[Stored entries]

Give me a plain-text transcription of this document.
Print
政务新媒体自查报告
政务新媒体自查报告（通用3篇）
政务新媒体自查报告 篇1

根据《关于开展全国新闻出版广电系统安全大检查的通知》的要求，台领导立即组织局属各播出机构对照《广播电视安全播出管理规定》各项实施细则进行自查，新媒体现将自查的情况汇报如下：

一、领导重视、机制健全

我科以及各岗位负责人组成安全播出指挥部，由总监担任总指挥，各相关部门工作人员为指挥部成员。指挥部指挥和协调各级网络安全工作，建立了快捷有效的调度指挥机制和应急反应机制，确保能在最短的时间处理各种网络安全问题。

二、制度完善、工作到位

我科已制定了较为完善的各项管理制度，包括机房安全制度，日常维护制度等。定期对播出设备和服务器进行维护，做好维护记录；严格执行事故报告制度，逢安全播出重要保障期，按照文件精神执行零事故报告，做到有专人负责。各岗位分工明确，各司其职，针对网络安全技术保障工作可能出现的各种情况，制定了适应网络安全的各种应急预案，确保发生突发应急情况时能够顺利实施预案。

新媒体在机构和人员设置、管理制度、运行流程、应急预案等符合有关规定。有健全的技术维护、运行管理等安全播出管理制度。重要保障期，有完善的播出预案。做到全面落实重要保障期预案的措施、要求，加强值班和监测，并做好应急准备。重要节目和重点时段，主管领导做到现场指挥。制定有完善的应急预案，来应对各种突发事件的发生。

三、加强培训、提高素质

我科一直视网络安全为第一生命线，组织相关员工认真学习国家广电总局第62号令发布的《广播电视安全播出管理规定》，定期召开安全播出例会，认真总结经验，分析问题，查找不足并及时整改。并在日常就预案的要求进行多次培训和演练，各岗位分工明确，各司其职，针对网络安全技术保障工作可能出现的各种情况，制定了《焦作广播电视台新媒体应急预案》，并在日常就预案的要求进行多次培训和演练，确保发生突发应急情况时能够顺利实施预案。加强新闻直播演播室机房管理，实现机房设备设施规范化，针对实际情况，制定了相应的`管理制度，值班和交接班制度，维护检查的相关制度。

Directive: Please reproduce the entire listing, exactly as shown.

The solution:
Give me a plain-text transcription of this document.
Print
政务新媒体自查报告
政务新媒体自查报告（通用3篇）
政务新媒体自查报告 篇1

根据《关于开展全国新闻出版广电系统安全大检查的通知》的要求，台领导立即组织局属各播出机构对照《广播电视安全播出管理规定》各项实施细则进行自查，新媒体现将自查的情况汇报如下：

一、领导重视、机制健全

我科以及各岗位负责人组成安全播出指挥部，由总监担任总指挥，各相关部门工作人员为指挥部成员。指挥部指挥和协调各级网络安全工作，建立了快捷有效的调度指挥机制和应急反应机制，确保能在最短的时间处理各种网络安全问题。

二、制度完善、工作到位

我科已制定了较为完善的各项管理制度，包括机房安全制度，日常维护制度等。定期对播出设备和服务器进行维护，做好维护记录；严格执行事故报告制度，逢安全播出重要保障期，按照文件精神执行零事故报告，做到有专人负责。各岗位分工明确，各司其职，针对网络安全技术保障工作可能出现的各种情况，制定了适应网络安全的各种应急预案，确保发生突发应急情况时能够顺利实施预案。

新媒体在机构和人员设置、管理制度、运行流程、应急预案等符合有关规定。有健全的技术维护、运行管理等安全播出管理制度。重要保障期，有完善的播出预案。做到全面落实重要保障期预案的措施、要求，加强值班和监测，并做好应急准备。重要节目和重点时段，主管领导做到现场指挥。制定有完善的应急预案，来应对各种突发事件的发生。

三、加强培训、提高素质

我科一直视网络安全为第一生命线，组织相关员工认真学习国家广电总局第62号令发布的《广播电视安全播出管理规定》，定期召开安全播出例会，认真总结经验，分析问题，查找不足并及时整改。并在日常就预案的要求进行多次培训和演练，各岗位分工明确，各司其职，针对网络安全技术保障工作可能出现的各种情况，制定了《焦作广播电视台新媒体应急预案》，并在日常就预案的要求进行多次培训和演练，确保发生突发应急情况时能够顺利实施预案。加强新闻直播演播室机房管理，实现机房设备设施规范化，针对实际情况，制定了相应的`管理制度，值班和交接班制度，维护检查的相关制度。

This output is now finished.